PROBLEM DETAILS: Your answer must consist solely of the number of lines that contain the word "Rates".

Records from a collection of figures:
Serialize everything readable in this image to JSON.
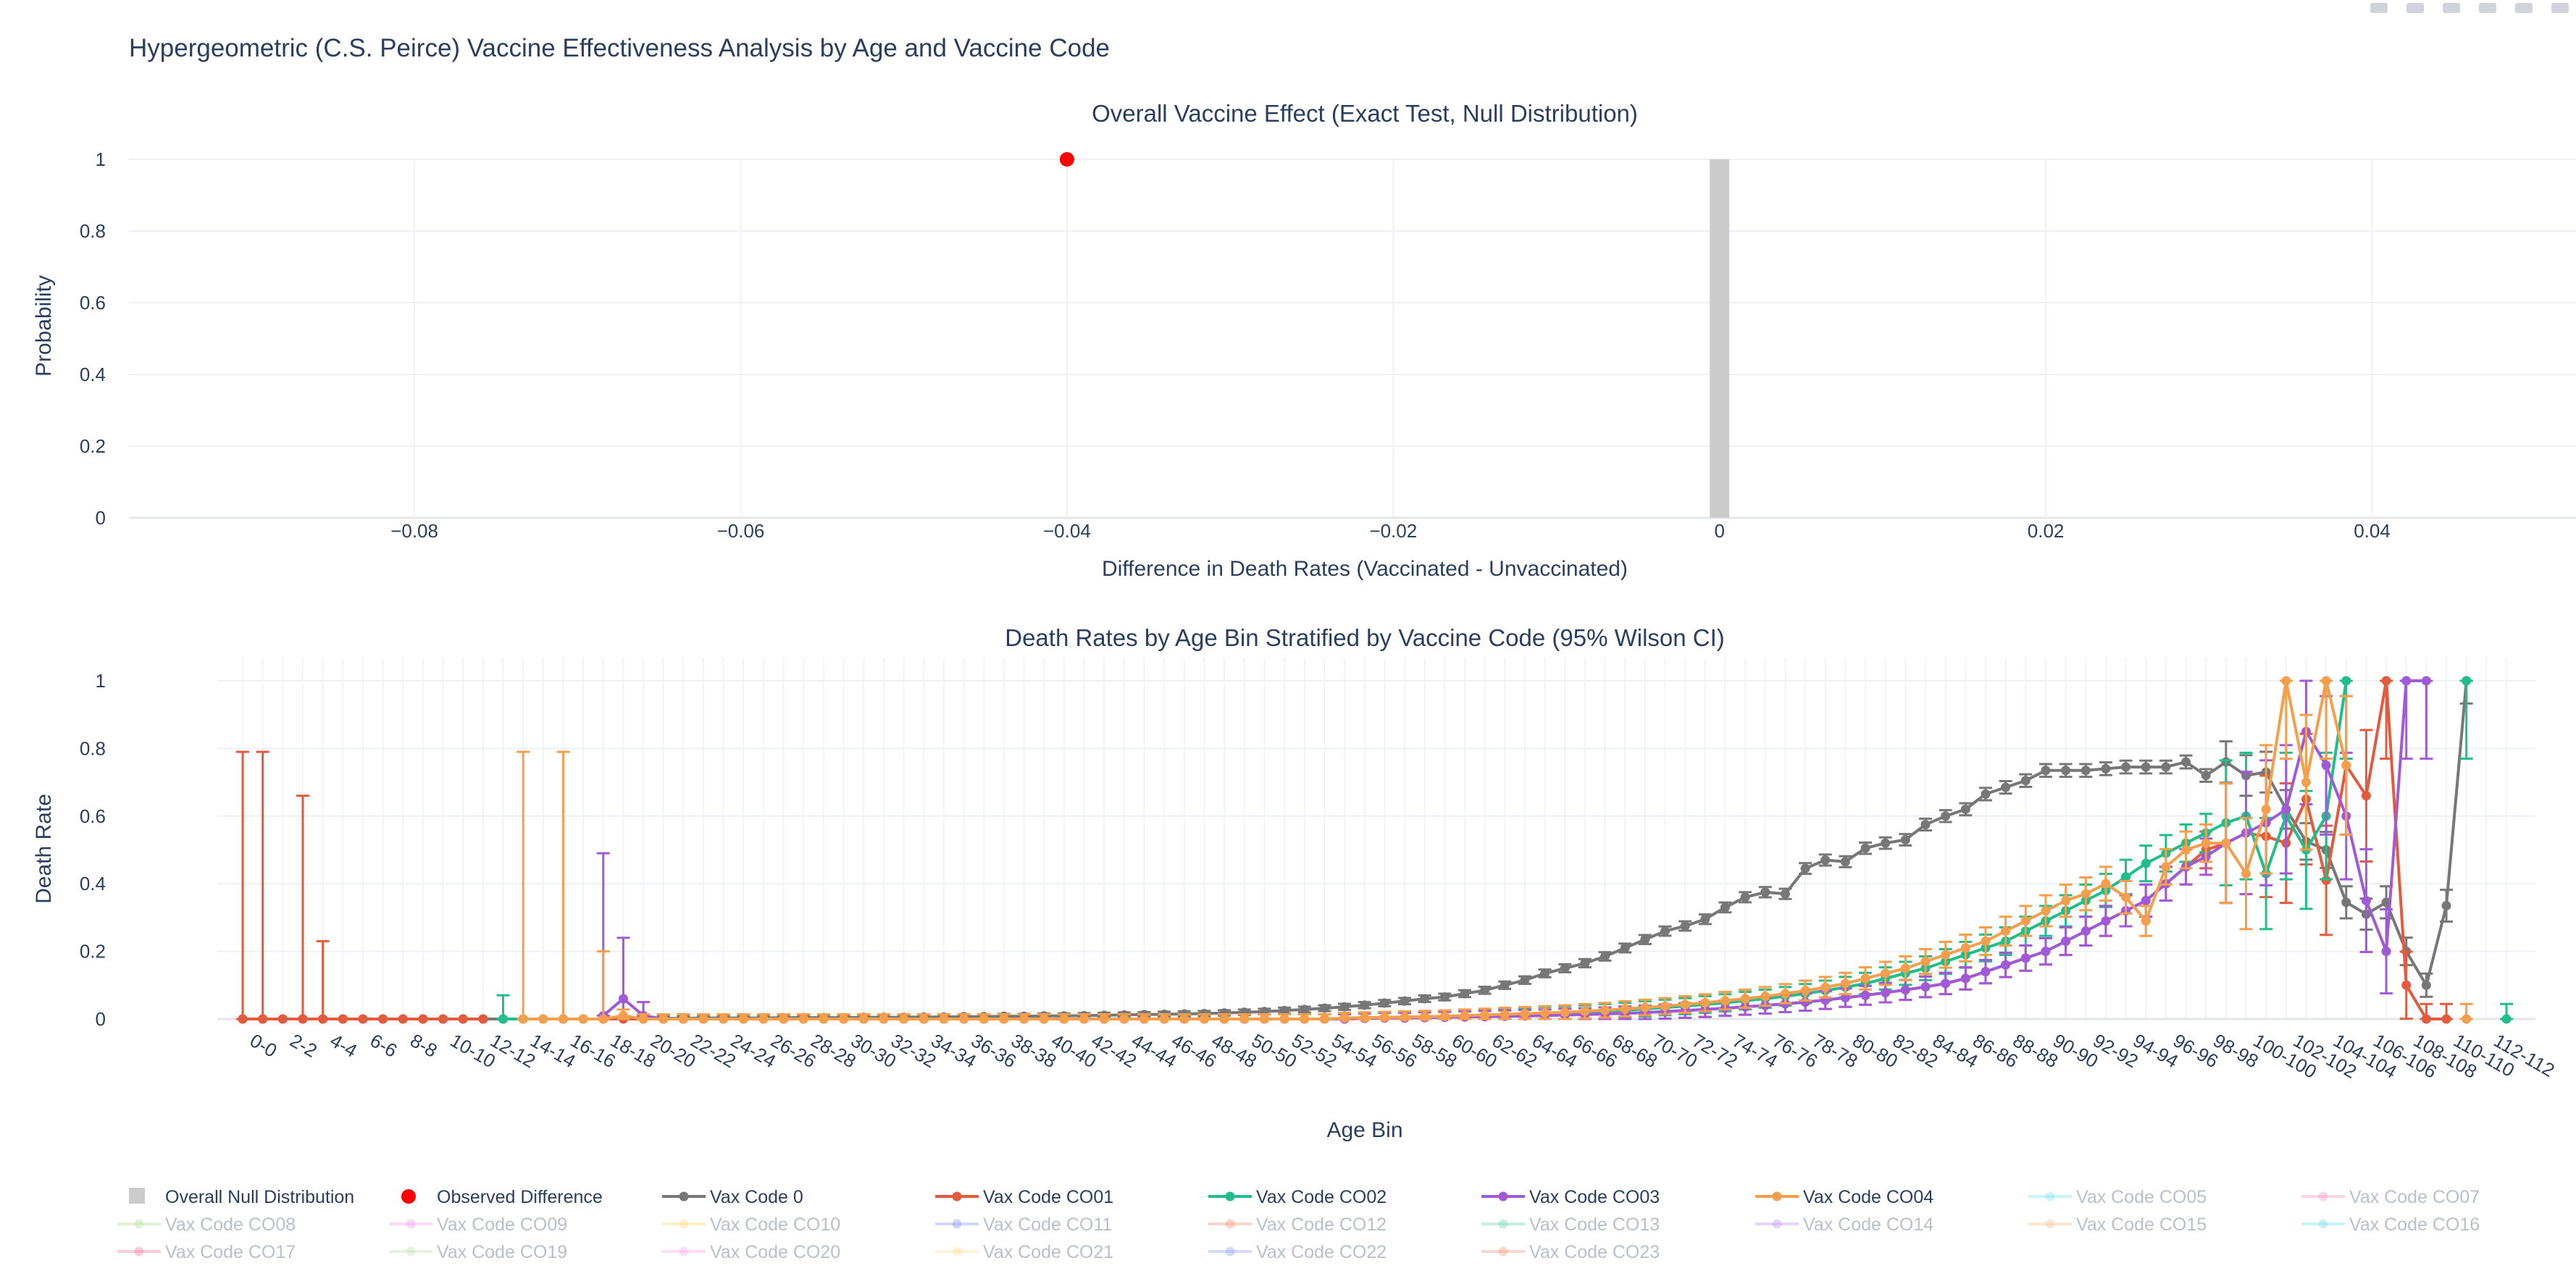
{
  "title": "Hypergeometric (C.S. Peirce) Vaccine Effectiveness Analysis by Age and Vaccine Code",
  "colors": {
    "null": "#cccccc",
    "observed": "#ff0000",
    "text": "#2a3f5f",
    "grid": "#eef0f4",
    "zeroline": "#e3e6eb"
  },
  "modebar": [
    "camera-icon",
    "zoom-icon",
    "pan-icon",
    "box-select-icon",
    "lasso-icon",
    "autoscale-icon"
  ],
  "chart_data": [
    {
      "type": "bar",
      "title": "Overall Vaccine Effect (Exact Test, Null Distribution)",
      "xlabel": "Difference in Death Rates (Vaccinated - Unvaccinated)",
      "ylabel": "Probability",
      "xlim": [
        -0.0975,
        0.0525
      ],
      "ylim": [
        0,
        1
      ],
      "x_ticks": [
        "−0.08",
        "−0.06",
        "−0.04",
        "−0.02",
        "0",
        "0.02",
        "0.04"
      ],
      "x_tick_values": [
        -0.08,
        -0.06,
        -0.04,
        -0.02,
        0,
        0.02,
        0.04
      ],
      "y_ticks": [
        "0",
        "0.2",
        "0.4",
        "0.6",
        "0.8",
        "1"
      ],
      "y_tick_values": [
        0,
        0.2,
        0.4,
        0.6,
        0.8,
        1
      ],
      "null_distribution": {
        "name": "Overall Null Distribution",
        "x": [
          0
        ],
        "y": [
          1
        ],
        "bar_width": 0.0012
      },
      "observed": {
        "name": "Observed Difference",
        "x": -0.04,
        "y": 1
      }
    },
    {
      "type": "line",
      "title": "Death Rates by Age Bin Stratified by Vaccine Code (95% Wilson CI)",
      "xlabel": "Age Bin",
      "ylabel": "Death Rate",
      "ylim": [
        0,
        1
      ],
      "y_ticks": [
        "0",
        "0.2",
        "0.4",
        "0.6",
        "0.8",
        "1"
      ],
      "y_tick_values": [
        0,
        0.2,
        0.4,
        0.6,
        0.8,
        1
      ],
      "x_tick_labels": [
        "0-0",
        "2-2",
        "4-4",
        "6-6",
        "8-8",
        "10-10",
        "12-12",
        "14-14",
        "16-16",
        "18-18",
        "20-20",
        "22-22",
        "24-24",
        "26-26",
        "28-28",
        "30-30",
        "32-32",
        "34-34",
        "36-36",
        "38-38",
        "40-40",
        "42-42",
        "44-44",
        "46-46",
        "48-48",
        "50-50",
        "52-52",
        "54-54",
        "56-56",
        "58-58",
        "60-60",
        "62-62",
        "64-64",
        "66-66",
        "68-68",
        "70-70",
        "72-72",
        "74-74",
        "76-76",
        "78-78",
        "80-80",
        "82-82",
        "84-84",
        "86-86",
        "88-88",
        "90-90",
        "92-92",
        "94-94",
        "96-96",
        "98-98",
        "100-100",
        "102-102",
        "104-104",
        "106-106",
        "108-108",
        "110-110",
        "112-112"
      ],
      "ages": [
        0,
        1,
        2,
        3,
        4,
        5,
        6,
        7,
        8,
        9,
        10,
        11,
        12,
        13,
        14,
        15,
        16,
        17,
        18,
        19,
        20,
        21,
        22,
        23,
        24,
        25,
        26,
        27,
        28,
        29,
        30,
        31,
        32,
        33,
        34,
        35,
        36,
        37,
        38,
        39,
        40,
        41,
        42,
        43,
        44,
        45,
        46,
        47,
        48,
        49,
        50,
        51,
        52,
        53,
        54,
        55,
        56,
        57,
        58,
        59,
        60,
        61,
        62,
        63,
        64,
        65,
        66,
        67,
        68,
        69,
        70,
        71,
        72,
        73,
        74,
        75,
        76,
        77,
        78,
        79,
        80,
        81,
        82,
        83,
        84,
        85,
        86,
        87,
        88,
        89,
        90,
        91,
        92,
        93,
        94,
        95,
        96,
        97,
        98,
        99,
        100,
        101,
        102,
        103,
        104,
        105,
        106,
        107,
        108,
        109,
        110,
        111,
        112,
        113
      ],
      "series": [
        {
          "name": "Vax Code 0",
          "color": "#777777",
          "values": [
            0,
            0,
            0,
            0,
            0,
            0,
            0,
            0,
            0,
            0,
            0,
            0,
            0,
            0,
            0,
            0,
            0,
            0,
            0,
            0.002,
            0.002,
            0.002,
            0.002,
            0.003,
            0.003,
            0.003,
            0.003,
            0.004,
            0.004,
            0.004,
            0.004,
            0.005,
            0.005,
            0.005,
            0.006,
            0.006,
            0.007,
            0.007,
            0.008,
            0.008,
            0.009,
            0.009,
            0.01,
            0.011,
            0.012,
            0.013,
            0.014,
            0.015,
            0.016,
            0.018,
            0.02,
            0.022,
            0.025,
            0.028,
            0.032,
            0.036,
            0.041,
            0.047,
            0.053,
            0.06,
            0.065,
            0.075,
            0.085,
            0.1,
            0.115,
            0.135,
            0.15,
            0.165,
            0.185,
            0.21,
            0.235,
            0.26,
            0.275,
            0.295,
            0.33,
            0.36,
            0.375,
            0.37,
            0.445,
            0.47,
            0.465,
            0.505,
            0.52,
            0.53,
            0.575,
            0.6,
            0.62,
            0.665,
            0.685,
            0.705,
            0.735,
            0.735,
            0.735,
            0.74,
            0.745,
            0.745,
            0.745,
            0.76,
            0.72,
            0.76,
            0.72,
            0.73,
            0.62,
            0.525,
            0.5,
            0.345,
            0.31,
            0.345,
            0.2,
            0.1,
            0.335,
            1,
            null,
            null
          ],
          "ci_low": [],
          "ci_high": []
        },
        {
          "name": "Vax Code CO01",
          "color": "#e45a3d",
          "values": [
            0,
            0,
            0,
            0,
            0,
            0,
            0,
            0,
            0,
            0,
            0,
            0,
            0,
            null,
            null,
            null,
            null,
            0,
            0,
            0,
            0,
            0,
            0,
            0,
            0,
            0,
            0,
            0,
            0,
            0,
            0,
            0,
            0,
            0,
            0,
            0,
            0,
            0,
            0,
            0,
            0,
            0,
            0,
            0,
            0,
            0,
            0,
            0,
            0,
            0,
            0,
            0,
            0,
            0,
            0,
            0,
            0.002,
            0.003,
            0.003,
            0.004,
            0.005,
            0.006,
            0.007,
            0.008,
            0.009,
            0.01,
            0.012,
            0.013,
            0.015,
            0.017,
            0.019,
            0.022,
            0.025,
            0.028,
            0.032,
            0.036,
            0.04,
            0.045,
            0.05,
            0.056,
            0.063,
            0.07,
            0.078,
            0.086,
            0.095,
            0.105,
            0.12,
            0.14,
            0.16,
            0.18,
            0.2,
            0.23,
            0.26,
            0.29,
            0.32,
            0.35,
            0.4,
            0.45,
            0.5,
            0.52,
            0.55,
            0.54,
            0.52,
            0.65,
            0.41,
            0.75,
            0.66,
            1,
            0.1,
            0,
            0,
            null,
            null,
            null
          ],
          "ci_low": [],
          "ci_high": []
        },
        {
          "name": "Vax Code CO02",
          "color": "#1fbe8a",
          "values": [
            null,
            null,
            null,
            null,
            null,
            null,
            null,
            null,
            null,
            null,
            null,
            null,
            null,
            0,
            0,
            0,
            0,
            0,
            null,
            null,
            null,
            null,
            null,
            null,
            null,
            null,
            null,
            null,
            null,
            null,
            null,
            null,
            null,
            null,
            null,
            null,
            null,
            null,
            null,
            null,
            null,
            null,
            null,
            null,
            null,
            null,
            null,
            null,
            null,
            null,
            null,
            null,
            null,
            null,
            null,
            null,
            null,
            null,
            0.005,
            0.006,
            0.007,
            0.008,
            0.01,
            0.012,
            0.014,
            0.016,
            0.018,
            0.02,
            0.023,
            0.026,
            0.03,
            0.034,
            0.038,
            0.043,
            0.048,
            0.054,
            0.06,
            0.067,
            0.075,
            0.084,
            0.094,
            0.105,
            0.12,
            0.135,
            0.15,
            0.17,
            0.19,
            0.21,
            0.23,
            0.26,
            0.29,
            0.32,
            0.35,
            0.38,
            0.42,
            0.46,
            0.49,
            0.52,
            0.55,
            0.58,
            0.6,
            0.43,
            0.6,
            0.5,
            0.6,
            1,
            null,
            null,
            null,
            null,
            null,
            1,
            null,
            0
          ],
          "ci_low": [],
          "ci_high": []
        },
        {
          "name": "Vax Code CO03",
          "color": "#a05ad7",
          "values": [
            null,
            null,
            null,
            null,
            null,
            null,
            null,
            null,
            null,
            null,
            null,
            null,
            null,
            null,
            null,
            null,
            null,
            null,
            0.01,
            0.06,
            0.01,
            0,
            0,
            0,
            0,
            0,
            0,
            0,
            0,
            0,
            0,
            0,
            0,
            0,
            0,
            0,
            0,
            0,
            0,
            0,
            0,
            0,
            0,
            0,
            0,
            0,
            0,
            0,
            0,
            0,
            0,
            0,
            0,
            0,
            0,
            0,
            0.002,
            0.003,
            0.003,
            0.004,
            0.005,
            0.006,
            0.007,
            0.008,
            0.009,
            0.01,
            0.012,
            0.013,
            0.015,
            0.017,
            0.019,
            0.022,
            0.025,
            0.028,
            0.032,
            0.036,
            0.04,
            0.045,
            0.05,
            0.056,
            0.063,
            0.07,
            0.078,
            0.086,
            0.095,
            0.105,
            0.12,
            0.14,
            0.16,
            0.18,
            0.2,
            0.23,
            0.26,
            0.29,
            0.32,
            0.35,
            0.4,
            0.45,
            0.48,
            0.52,
            0.55,
            0.58,
            0.62,
            0.85,
            0.75,
            0.6,
            0.35,
            0.2,
            1,
            1,
            null,
            null,
            null,
            null
          ],
          "ci_low": [],
          "ci_high": []
        },
        {
          "name": "Vax Code CO04",
          "color": "#f59e4c",
          "values": [
            null,
            null,
            null,
            null,
            null,
            null,
            null,
            null,
            null,
            null,
            null,
            null,
            null,
            null,
            0,
            0,
            0,
            0,
            0,
            0.01,
            0,
            0,
            0,
            0,
            0,
            0,
            0,
            0,
            0,
            0,
            0,
            0,
            0,
            0,
            0,
            0,
            0,
            0,
            0,
            0,
            0,
            0,
            0,
            0,
            0,
            0,
            0,
            0,
            0,
            0,
            0,
            0,
            0,
            0,
            0,
            0.003,
            0.004,
            0.005,
            0.006,
            0.007,
            0.008,
            0.01,
            0.012,
            0.014,
            0.016,
            0.018,
            0.02,
            0.023,
            0.026,
            0.03,
            0.034,
            0.038,
            0.043,
            0.048,
            0.054,
            0.06,
            0.067,
            0.075,
            0.084,
            0.094,
            0.105,
            0.12,
            0.135,
            0.15,
            0.17,
            0.19,
            0.21,
            0.23,
            0.26,
            0.29,
            0.32,
            0.35,
            0.37,
            0.4,
            0.36,
            0.29,
            0.45,
            0.5,
            0.52,
            0.52,
            0.43,
            0.62,
            1,
            0.7,
            1,
            0.75,
            null,
            null,
            null,
            null,
            null,
            0,
            null,
            null
          ],
          "ci_low": [],
          "ci_high": []
        }
      ],
      "legend": [
        {
          "name": "Overall Null Distribution",
          "kind": "square",
          "color": "#cccccc",
          "visible": true
        },
        {
          "name": "Observed Difference",
          "kind": "dot",
          "color": "#ff0000",
          "visible": true
        },
        {
          "name": "Vax Code 0",
          "kind": "line",
          "color": "#777777",
          "visible": true
        },
        {
          "name": "Vax Code CO01",
          "kind": "line",
          "color": "#e45a3d",
          "visible": true
        },
        {
          "name": "Vax Code CO02",
          "kind": "line",
          "color": "#1fbe8a",
          "visible": true
        },
        {
          "name": "Vax Code CO03",
          "kind": "line",
          "color": "#a05ad7",
          "visible": true
        },
        {
          "name": "Vax Code CO04",
          "kind": "line",
          "color": "#f59e4c",
          "visible": true
        },
        {
          "name": "Vax Code CO05",
          "kind": "line",
          "color": "#8ee7f2",
          "visible": false
        },
        {
          "name": "Vax Code CO07",
          "kind": "line",
          "color": "#f5a3c7",
          "visible": false
        },
        {
          "name": "Vax Code CO08",
          "kind": "line",
          "color": "#bfe3a7",
          "visible": false
        },
        {
          "name": "Vax Code CO09",
          "kind": "line",
          "color": "#f3b0e8",
          "visible": false
        },
        {
          "name": "Vax Code CO10",
          "kind": "line",
          "color": "#fbe08a",
          "visible": false
        },
        {
          "name": "Vax Code CO11",
          "kind": "line",
          "color": "#9aa6f5",
          "visible": false
        },
        {
          "name": "Vax Code CO12",
          "kind": "line",
          "color": "#f2a28e",
          "visible": false
        },
        {
          "name": "Vax Code CO13",
          "kind": "line",
          "color": "#80dcc0",
          "visible": false
        },
        {
          "name": "Vax Code CO14",
          "kind": "line",
          "color": "#c9a3ef",
          "visible": false
        },
        {
          "name": "Vax Code CO15",
          "kind": "line",
          "color": "#f8c9a0",
          "visible": false
        },
        {
          "name": "Vax Code CO16",
          "kind": "line",
          "color": "#88e3e8",
          "visible": false
        },
        {
          "name": "Vax Code CO17",
          "kind": "line",
          "color": "#f58fae",
          "visible": false
        },
        {
          "name": "Vax Code CO19",
          "kind": "line",
          "color": "#c7e5b4",
          "visible": false
        },
        {
          "name": "Vax Code CO20",
          "kind": "line",
          "color": "#f3b5f2",
          "visible": false
        },
        {
          "name": "Vax Code CO21",
          "kind": "line",
          "color": "#fce3a0",
          "visible": false
        },
        {
          "name": "Vax Code CO22",
          "kind": "line",
          "color": "#a4adf4",
          "visible": false
        },
        {
          "name": "Vax Code CO23",
          "kind": "line",
          "color": "#f4a893",
          "visible": false
        }
      ]
    }
  ]
}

RESPONSE TO THIS EXERCISE: 2